* **Direction**:
Every entry below should be transcribed exactly; pictures stay out of the copy.

* **Items from a figure collection**:
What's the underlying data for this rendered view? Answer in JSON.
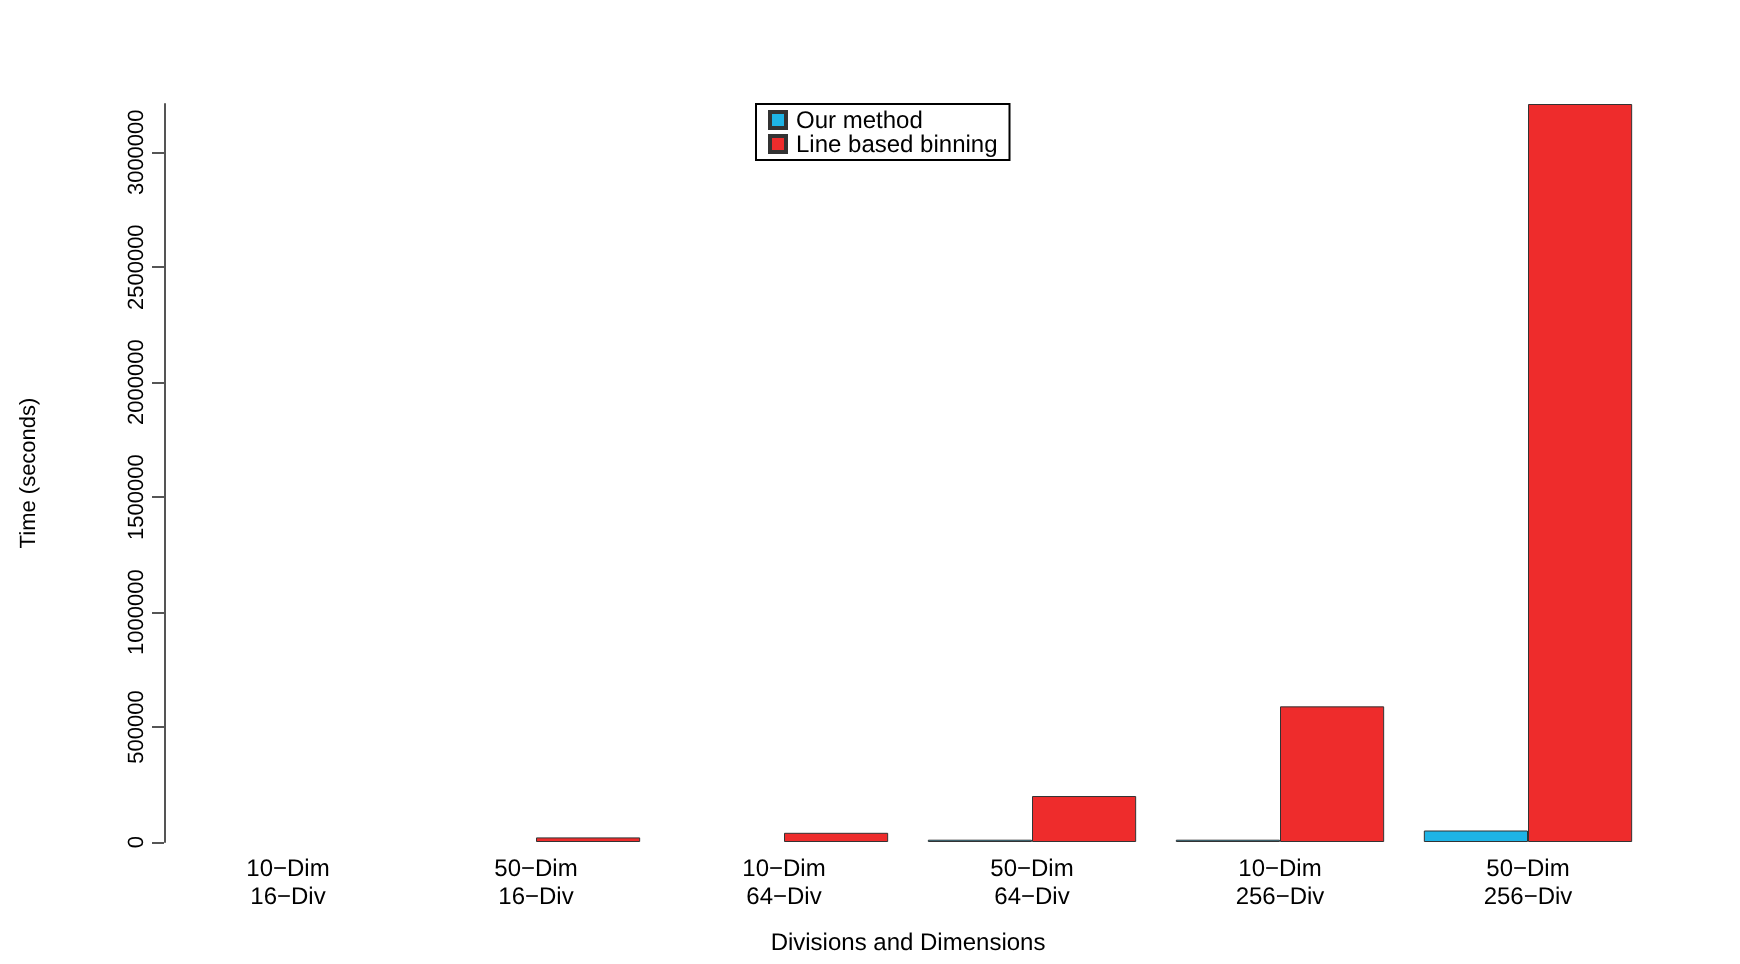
{
  "chart_data": {
    "type": "bar",
    "xlabel": "Divisions and Dimensions",
    "ylabel": "Time (seconds)",
    "categories": [
      "10−Dim\n16−Div",
      "50−Dim\n16−Div",
      "10−Dim\n64−Div",
      "50−Dim\n64−Div",
      "10−Dim\n256−Div",
      "50−Dim\n256−Div"
    ],
    "series": [
      {
        "name": "Our method",
        "color": "#1eb4e6",
        "values": [
          0,
          0,
          0,
          10000,
          10000,
          50000
        ]
      },
      {
        "name": "Line based binning",
        "color": "#ee2c2c",
        "values": [
          0,
          20000,
          40000,
          200000,
          590000,
          3210000
        ]
      }
    ],
    "ylim": [
      0,
      3210000
    ],
    "yticks": [
      0,
      500000,
      1000000,
      1500000,
      2000000,
      2500000,
      3000000
    ],
    "legend": "top",
    "grid": false
  }
}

* **Response**:
What's the underlying data for this rendered view? Answer in JSON.
{
  "chart_data": {
    "type": "bar",
    "xlabel": "Divisions and Dimensions",
    "ylabel": "Time (seconds)",
    "categories": [
      "10−Dim\n16−Div",
      "50−Dim\n16−Div",
      "10−Dim\n64−Div",
      "50−Dim\n64−Div",
      "10−Dim\n256−Div",
      "50−Dim\n256−Div"
    ],
    "series": [
      {
        "name": "Our method",
        "color": "#1eb4e6",
        "values": [
          0,
          0,
          0,
          10000,
          10000,
          50000
        ]
      },
      {
        "name": "Line based binning",
        "color": "#ee2c2c",
        "values": [
          0,
          20000,
          40000,
          200000,
          590000,
          3210000
        ]
      }
    ],
    "ylim": [
      0,
      3210000
    ],
    "yticks": [
      0,
      500000,
      1000000,
      1500000,
      2000000,
      2500000,
      3000000
    ],
    "legend": "top",
    "grid": false
  }
}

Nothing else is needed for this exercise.